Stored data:
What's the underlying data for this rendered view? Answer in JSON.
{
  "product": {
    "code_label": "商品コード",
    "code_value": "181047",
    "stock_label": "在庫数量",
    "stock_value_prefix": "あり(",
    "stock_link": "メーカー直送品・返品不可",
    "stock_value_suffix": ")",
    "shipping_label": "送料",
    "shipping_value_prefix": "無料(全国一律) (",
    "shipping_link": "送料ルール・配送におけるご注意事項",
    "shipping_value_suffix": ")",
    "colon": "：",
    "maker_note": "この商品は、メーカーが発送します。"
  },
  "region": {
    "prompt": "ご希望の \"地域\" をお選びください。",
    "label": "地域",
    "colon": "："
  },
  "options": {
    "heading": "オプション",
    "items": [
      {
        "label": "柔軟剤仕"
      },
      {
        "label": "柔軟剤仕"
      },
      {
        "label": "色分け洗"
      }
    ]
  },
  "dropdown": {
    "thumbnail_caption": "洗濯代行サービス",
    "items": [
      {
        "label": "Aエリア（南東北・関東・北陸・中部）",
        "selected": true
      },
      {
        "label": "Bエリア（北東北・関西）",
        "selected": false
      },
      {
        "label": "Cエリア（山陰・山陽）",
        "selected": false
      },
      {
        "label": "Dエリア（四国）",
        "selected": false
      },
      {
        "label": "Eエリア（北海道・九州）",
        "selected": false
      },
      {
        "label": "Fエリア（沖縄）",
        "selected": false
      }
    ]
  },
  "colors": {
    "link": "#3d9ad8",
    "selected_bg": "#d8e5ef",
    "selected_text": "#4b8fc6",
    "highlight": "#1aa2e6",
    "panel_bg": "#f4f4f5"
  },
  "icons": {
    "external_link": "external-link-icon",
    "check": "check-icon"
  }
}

> _TASK OBJECTIVE_: Retype the data exactly as given.

> _REPLY TO THE TASK_:
What's the underlying data for this rendered view? Answer in JSON.
{
  "product": {
    "code_label": "商品コード",
    "code_value": "181047",
    "stock_label": "在庫数量",
    "stock_value_prefix": "あり(",
    "stock_link": "メーカー直送品・返品不可",
    "stock_value_suffix": ")",
    "shipping_label": "送料",
    "shipping_value_prefix": "無料(全国一律) (",
    "shipping_link": "送料ルール・配送におけるご注意事項",
    "shipping_value_suffix": ")",
    "colon": "：",
    "maker_note": "この商品は、メーカーが発送します。"
  },
  "region": {
    "prompt": "ご希望の \"地域\" をお選びください。",
    "label": "地域",
    "colon": "："
  },
  "options": {
    "heading": "オプション",
    "items": [
      {
        "label": "柔軟剤仕"
      },
      {
        "label": "柔軟剤仕"
      },
      {
        "label": "色分け洗"
      }
    ]
  },
  "dropdown": {
    "thumbnail_caption": "洗濯代行サービス",
    "items": [
      {
        "label": "Aエリア（南東北・関東・北陸・中部）",
        "selected": true
      },
      {
        "label": "Bエリア（北東北・関西）",
        "selected": false
      },
      {
        "label": "Cエリア（山陰・山陽）",
        "selected": false
      },
      {
        "label": "Dエリア（四国）",
        "selected": false
      },
      {
        "label": "Eエリア（北海道・九州）",
        "selected": false
      },
      {
        "label": "Fエリア（沖縄）",
        "selected": false
      }
    ]
  },
  "colors": {
    "link": "#3d9ad8",
    "selected_bg": "#d8e5ef",
    "selected_text": "#4b8fc6",
    "highlight": "#1aa2e6",
    "panel_bg": "#f4f4f5"
  },
  "icons": {
    "external_link": "external-link-icon",
    "check": "check-icon"
  }
}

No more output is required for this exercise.